Recorded data:

□ □ □ □ □

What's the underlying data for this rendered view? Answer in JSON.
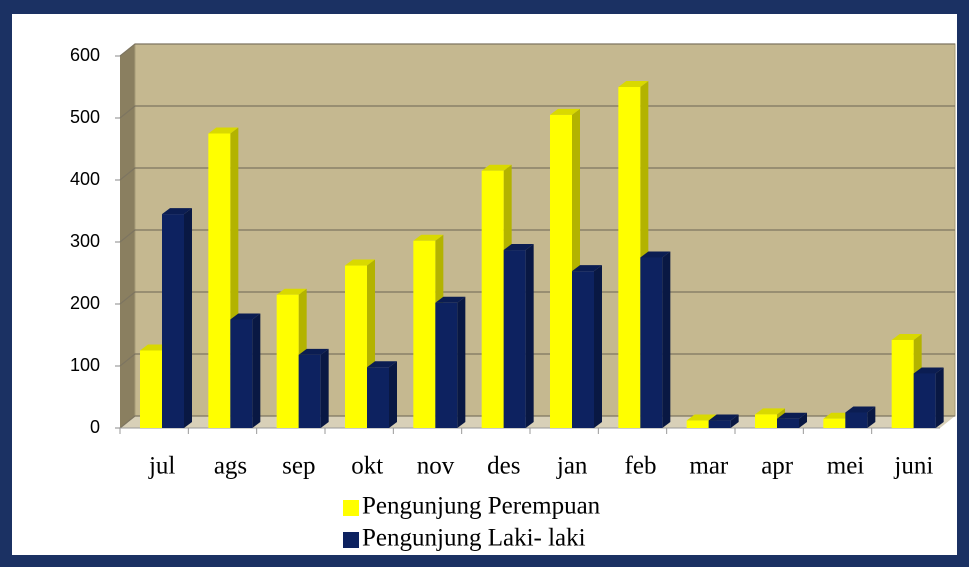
{
  "chart_data": {
    "type": "bar3d",
    "categories": [
      "jul",
      "ags",
      "sep",
      "okt",
      "nov",
      "des",
      "jan",
      "feb",
      "mar",
      "apr",
      "mei",
      "juni"
    ],
    "series": [
      {
        "name": "Pengunjung Perempuan",
        "color": "#ffff00",
        "values": [
          125,
          475,
          215,
          262,
          302,
          415,
          505,
          550,
          12,
          22,
          15,
          142
        ]
      },
      {
        "name": "Pengunjung Laki- laki",
        "color": "#0d2260",
        "values": [
          345,
          175,
          118,
          98,
          202,
          287,
          253,
          275,
          12,
          15,
          25,
          88
        ]
      }
    ],
    "ylim": [
      0,
      600
    ],
    "yticks": [
      0,
      100,
      200,
      300,
      400,
      500,
      600
    ],
    "grid": true,
    "legend": "bottom"
  }
}
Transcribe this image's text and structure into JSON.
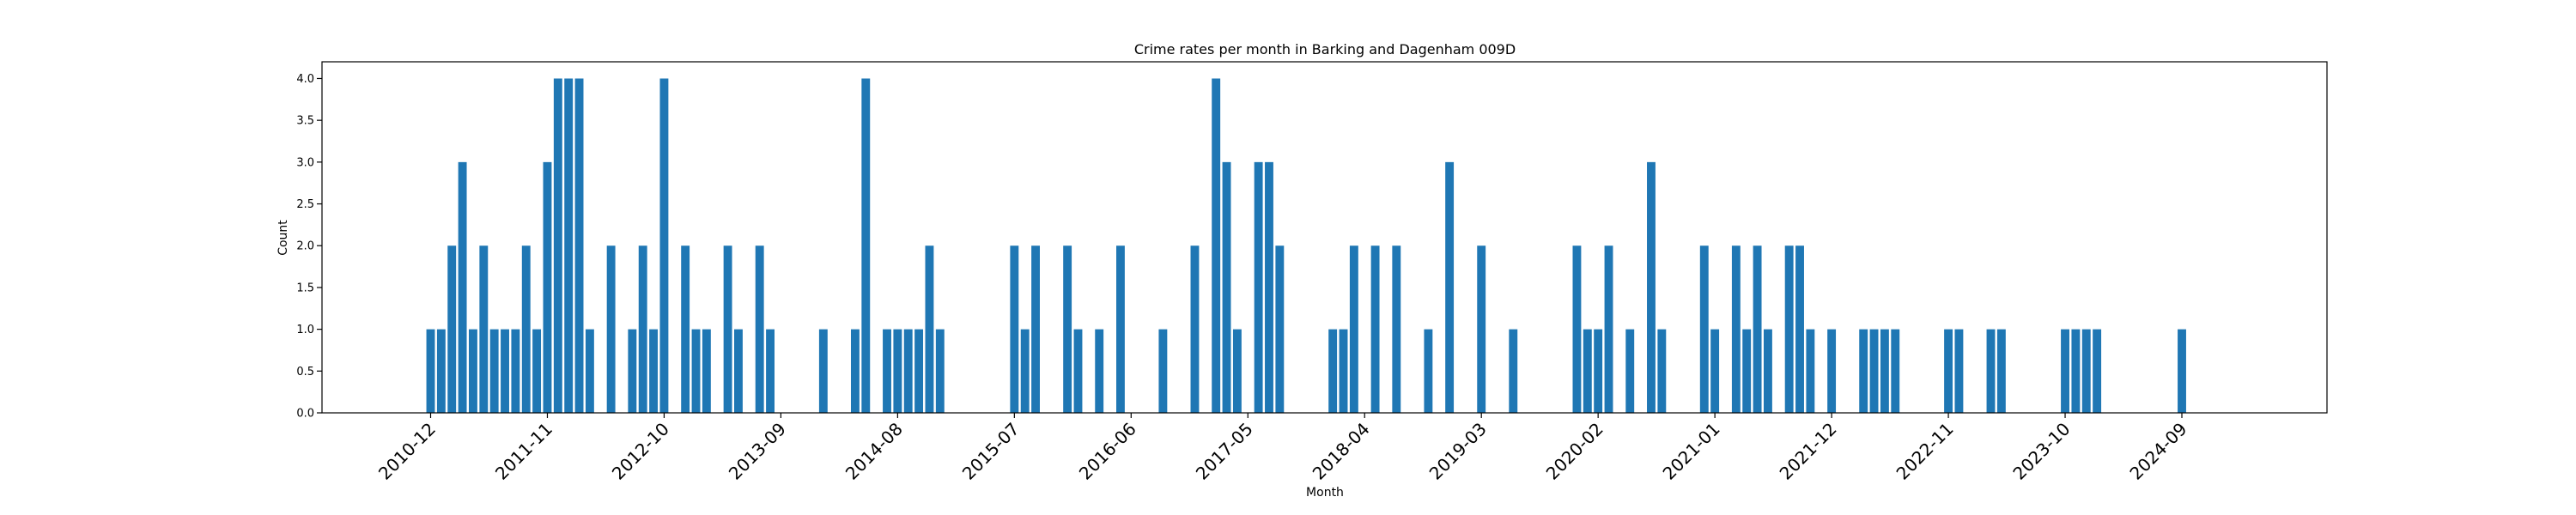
{
  "chart_data": {
    "type": "bar",
    "title": "Crime rates per month in Barking and Dagenham 009D",
    "xlabel": "Month",
    "ylabel": "Count",
    "ylim": [
      0,
      4.2
    ],
    "yticks": [
      "0.0",
      "0.5",
      "1.0",
      "1.5",
      "2.0",
      "2.5",
      "3.0",
      "3.5",
      "4.0"
    ],
    "xtick_labels": [
      "2010-12",
      "2011-11",
      "2012-10",
      "2013-09",
      "2014-08",
      "2015-07",
      "2016-06",
      "2017-05",
      "2018-04",
      "2019-03",
      "2020-02",
      "2021-01",
      "2021-12",
      "2022-11",
      "2023-10",
      "2024-09"
    ],
    "bar_color": "#1f77b4",
    "grid": false,
    "categories": [
      "2010-12",
      "2011-01",
      "2011-02",
      "2011-03",
      "2011-04",
      "2011-05",
      "2011-06",
      "2011-07",
      "2011-08",
      "2011-09",
      "2011-10",
      "2011-11",
      "2011-12",
      "2012-01",
      "2012-02",
      "2012-03",
      "2012-05",
      "2012-07",
      "2012-08",
      "2012-09",
      "2012-10",
      "2012-12",
      "2013-01",
      "2013-02",
      "2013-04",
      "2013-05",
      "2013-07",
      "2013-08",
      "2014-01",
      "2014-04",
      "2014-05",
      "2014-07",
      "2014-08",
      "2014-09",
      "2014-10",
      "2014-11",
      "2014-12",
      "2015-07",
      "2015-08",
      "2015-09",
      "2015-12",
      "2016-01",
      "2016-03",
      "2016-05",
      "2016-09",
      "2016-12",
      "2017-02",
      "2017-03",
      "2017-04",
      "2017-06",
      "2017-07",
      "2017-08",
      "2018-01",
      "2018-02",
      "2018-03",
      "2018-05",
      "2018-07",
      "2018-10",
      "2018-12",
      "2019-03",
      "2019-06",
      "2019-12",
      "2020-01",
      "2020-02",
      "2020-03",
      "2020-05",
      "2020-07",
      "2020-08",
      "2020-12",
      "2021-01",
      "2021-03",
      "2021-04",
      "2021-05",
      "2021-06",
      "2021-08",
      "2021-09",
      "2021-10",
      "2021-12",
      "2022-03",
      "2022-04",
      "2022-05",
      "2022-06",
      "2022-11",
      "2022-12",
      "2023-03",
      "2023-04",
      "2023-10",
      "2023-11",
      "2023-12",
      "2024-01",
      "2024-09"
    ],
    "values": [
      1,
      1,
      2,
      3,
      1,
      2,
      1,
      1,
      1,
      2,
      1,
      3,
      4,
      4,
      4,
      1,
      2,
      1,
      2,
      1,
      4,
      2,
      1,
      1,
      2,
      1,
      2,
      1,
      1,
      1,
      4,
      1,
      1,
      1,
      1,
      2,
      1,
      2,
      1,
      2,
      2,
      1,
      1,
      2,
      1,
      2,
      4,
      3,
      1,
      3,
      3,
      2,
      1,
      1,
      2,
      2,
      2,
      1,
      3,
      2,
      1,
      2,
      1,
      1,
      2,
      1,
      3,
      1,
      2,
      1,
      2,
      1,
      2,
      1,
      2,
      2,
      1,
      1,
      1,
      1,
      1,
      1,
      1,
      1,
      1,
      1,
      1,
      1,
      1,
      1,
      1
    ]
  }
}
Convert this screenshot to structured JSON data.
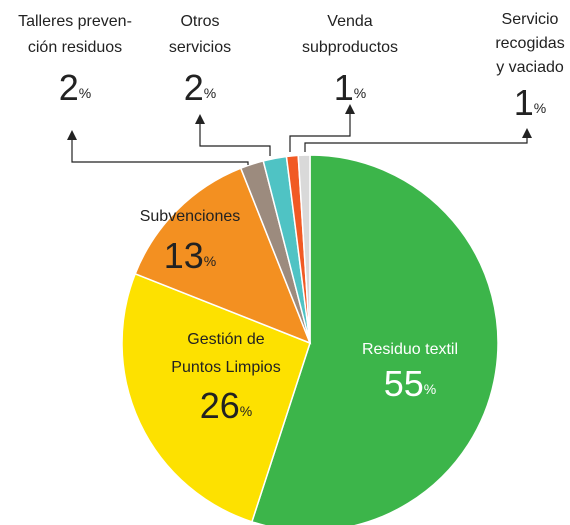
{
  "chart_data": {
    "type": "pie",
    "categories": [
      [
        "Residuo textil"
      ],
      [
        "Gestión de",
        "Puntos Limpios"
      ],
      [
        "Subvenciones"
      ],
      [
        "Talleres preven-",
        "ción residuos"
      ],
      [
        "Otros",
        "servicios"
      ],
      [
        "Venda",
        "subproductos"
      ],
      [
        "Servicio",
        "recogidas",
        "y vaciado"
      ]
    ],
    "values": [
      55,
      26,
      13,
      2,
      2,
      1,
      1
    ],
    "unit": "%",
    "colors": [
      "#3cb54a",
      "#fde100",
      "#f39021",
      "#9c8b7e",
      "#4fc3c4",
      "#f15a24",
      "#d9d9d9"
    ]
  }
}
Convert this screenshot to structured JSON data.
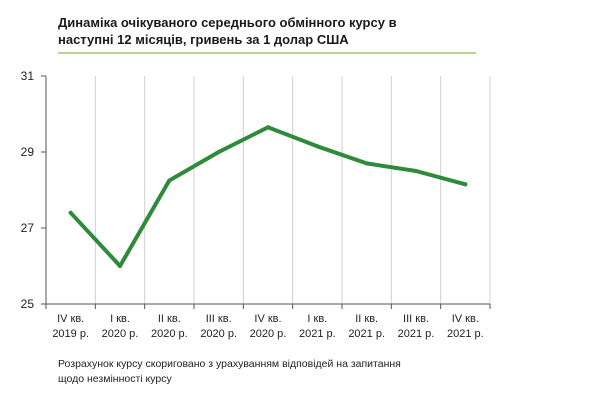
{
  "title": "Динаміка очікуваного середнього обмінного курсу в\nнаступні 12 місяців, гривень за 1 долар США",
  "note": "Розрахунок курсу скориговано з урахуванням відповідей на запитання\nщодо незмінності курсу",
  "chart_data": {
    "type": "line",
    "categories": [
      [
        "IV кв.",
        "2019 р."
      ],
      [
        "I кв.",
        "2020 р."
      ],
      [
        "II кв.",
        "2020 р."
      ],
      [
        "III кв.",
        "2020 р."
      ],
      [
        "IV кв.",
        "2020 р."
      ],
      [
        "I кв.",
        "2021 р."
      ],
      [
        "II кв.",
        "2021 р."
      ],
      [
        "III кв.",
        "2021 р."
      ],
      [
        "IV кв.",
        "2021 р."
      ]
    ],
    "series": [
      {
        "values": [
          27.4,
          26.0,
          28.25,
          29.0,
          29.65,
          29.15,
          28.7,
          28.5,
          28.15
        ]
      }
    ],
    "ylim": [
      25,
      31
    ],
    "yticks": [
      25,
      27,
      29,
      31
    ],
    "grid": "vertical",
    "colors": {
      "line": "#2e8b3a",
      "grid": "#d0d0d0",
      "title_rule": "#b7d58f"
    }
  }
}
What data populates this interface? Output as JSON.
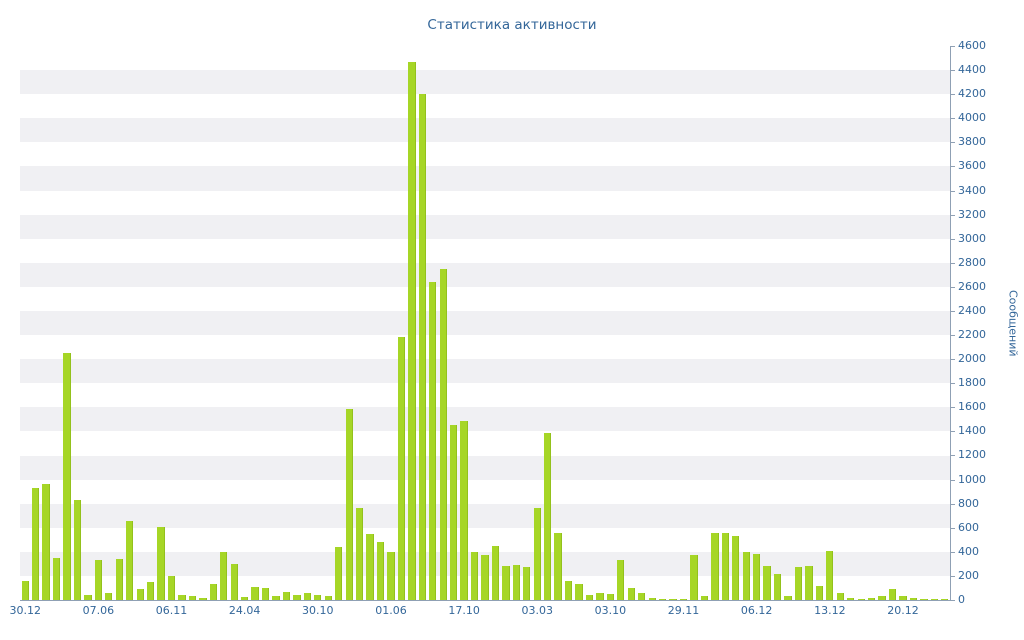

□ □ □ □ □

> Requirement: The material above must be printed exactly, with its pictures left out.

> Answer for the task:
What's the underlying data for this rendered view? Answer in JSON.
{
  "chart_data": {
    "type": "bar3d",
    "categories": [
      "jul",
      "ags",
      "sep",
      "okt",
      "nov",
      "des",
      "jan",
      "feb",
      "mar",
      "apr",
      "mei",
      "juni"
    ],
    "series": [
      {
        "name": "Pengunjung Perempuan",
        "color": "#ffff00",
        "values": [
          125,
          475,
          215,
          262,
          302,
          415,
          505,
          550,
          12,
          22,
          15,
          142
        ]
      },
      {
        "name": "Pengunjung Laki- laki",
        "color": "#0d2260",
        "values": [
          345,
          175,
          118,
          98,
          202,
          287,
          253,
          275,
          12,
          15,
          25,
          88
        ]
      }
    ],
    "ylim": [
      0,
      600
    ],
    "yticks": [
      0,
      100,
      200,
      300,
      400,
      500,
      600
    ],
    "grid": true,
    "legend": "bottom"
  }
}
Transcribe this image's text and structure into JSON.
{
  "chart_data": {
    "type": "bar",
    "title": "Crime rates per month in Barking and Dagenham 009D",
    "xlabel": "Month",
    "ylabel": "Count",
    "ylim": [
      0,
      4.2
    ],
    "yticks": [
      "0.0",
      "0.5",
      "1.0",
      "1.5",
      "2.0",
      "2.5",
      "3.0",
      "3.5",
      "4.0"
    ],
    "xtick_labels": [
      "2010-12",
      "2011-11",
      "2012-10",
      "2013-09",
      "2014-08",
      "2015-07",
      "2016-06",
      "2017-05",
      "2018-04",
      "2019-03",
      "2020-02",
      "2021-01",
      "2021-12",
      "2022-11",
      "2023-10",
      "2024-09"
    ],
    "bar_color": "#1f77b4",
    "grid": false,
    "categories": [
      "2010-12",
      "2011-01",
      "2011-02",
      "2011-03",
      "2011-04",
      "2011-05",
      "2011-06",
      "2011-07",
      "2011-08",
      "2011-09",
      "2011-10",
      "2011-11",
      "2011-12",
      "2012-01",
      "2012-02",
      "2012-03",
      "2012-05",
      "2012-07",
      "2012-08",
      "2012-09",
      "2012-10",
      "2012-12",
      "2013-01",
      "2013-02",
      "2013-04",
      "2013-05",
      "2013-07",
      "2013-08",
      "2014-01",
      "2014-04",
      "2014-05",
      "2014-07",
      "2014-08",
      "2014-09",
      "2014-10",
      "2014-11",
      "2014-12",
      "2015-07",
      "2015-08",
      "2015-09",
      "2015-12",
      "2016-01",
      "2016-03",
      "2016-05",
      "2016-09",
      "2016-12",
      "2017-02",
      "2017-03",
      "2017-04",
      "2017-06",
      "2017-07",
      "2017-08",
      "2018-01",
      "2018-02",
      "2018-03",
      "2018-05",
      "2018-07",
      "2018-10",
      "2018-12",
      "2019-03",
      "2019-06",
      "2019-12",
      "2020-01",
      "2020-02",
      "2020-03",
      "2020-05",
      "2020-07",
      "2020-08",
      "2020-12",
      "2021-01",
      "2021-03",
      "2021-04",
      "2021-05",
      "2021-06",
      "2021-08",
      "2021-09",
      "2021-10",
      "2021-12",
      "2022-03",
      "2022-04",
      "2022-05",
      "2022-06",
      "2022-11",
      "2022-12",
      "2023-03",
      "2023-04",
      "2023-10",
      "2023-11",
      "2023-12",
      "2024-01",
      "2024-09"
    ],
    "values": [
      1,
      1,
      2,
      3,
      1,
      2,
      1,
      1,
      1,
      2,
      1,
      3,
      4,
      4,
      4,
      1,
      2,
      1,
      2,
      1,
      4,
      2,
      1,
      1,
      2,
      1,
      2,
      1,
      1,
      1,
      4,
      1,
      1,
      1,
      1,
      2,
      1,
      2,
      1,
      2,
      2,
      1,
      1,
      2,
      1,
      2,
      4,
      3,
      1,
      3,
      3,
      2,
      1,
      1,
      2,
      2,
      2,
      1,
      3,
      2,
      1,
      2,
      1,
      1,
      2,
      1,
      3,
      1,
      2,
      1,
      2,
      1,
      2,
      1,
      2,
      2,
      1,
      1,
      1,
      1,
      1,
      1,
      1,
      1,
      1,
      1,
      1,
      1,
      1,
      1,
      1
    ]
  }
}
Convert this screenshot to structured JSON data.
{
  "chart_data": {
    "type": "pie",
    "categories": [
      [
        "Residuo textil"
      ],
      [
        "Gestión de",
        "Puntos Limpios"
      ],
      [
        "Subvenciones"
      ],
      [
        "Talleres preven-",
        "ción residuos"
      ],
      [
        "Otros",
        "servicios"
      ],
      [
        "Venda",
        "subproductos"
      ],
      [
        "Servicio",
        "recogidas",
        "y vaciado"
      ]
    ],
    "values": [
      55,
      26,
      13,
      2,
      2,
      1,
      1
    ],
    "unit": "%",
    "colors": [
      "#3cb54a",
      "#fde100",
      "#f39021",
      "#9c8b7e",
      "#4fc3c4",
      "#f15a24",
      "#d9d9d9"
    ]
  }
}
Convert this screenshot to structured JSON data.
{
  "title": "Динаміка очікуваного середнього обмінного курсу в\nнаступні 12 місяців, гривень за 1 долар США",
  "note": "Розрахунок курсу скориговано з урахуванням відповідей на запитання\nщодо незмінності курсу",
  "chart_data": {
    "type": "line",
    "categories": [
      [
        "IV кв.",
        "2019 р."
      ],
      [
        "I кв.",
        "2020 р."
      ],
      [
        "II кв.",
        "2020 р."
      ],
      [
        "III кв.",
        "2020 р."
      ],
      [
        "IV кв.",
        "2020 р."
      ],
      [
        "I кв.",
        "2021 р."
      ],
      [
        "II кв.",
        "2021 р."
      ],
      [
        "III кв.",
        "2021 р."
      ],
      [
        "IV кв.",
        "2021 р."
      ]
    ],
    "series": [
      {
        "values": [
          27.4,
          26.0,
          28.25,
          29.0,
          29.65,
          29.15,
          28.7,
          28.5,
          28.15
        ]
      }
    ],
    "ylim": [
      25,
      31
    ],
    "yticks": [
      25,
      27,
      29,
      31
    ],
    "grid": "vertical",
    "colors": {
      "line": "#2e8b3a",
      "grid": "#d0d0d0",
      "title_rule": "#b7d58f"
    }
  }
}
What data populates this interface? Output as JSON.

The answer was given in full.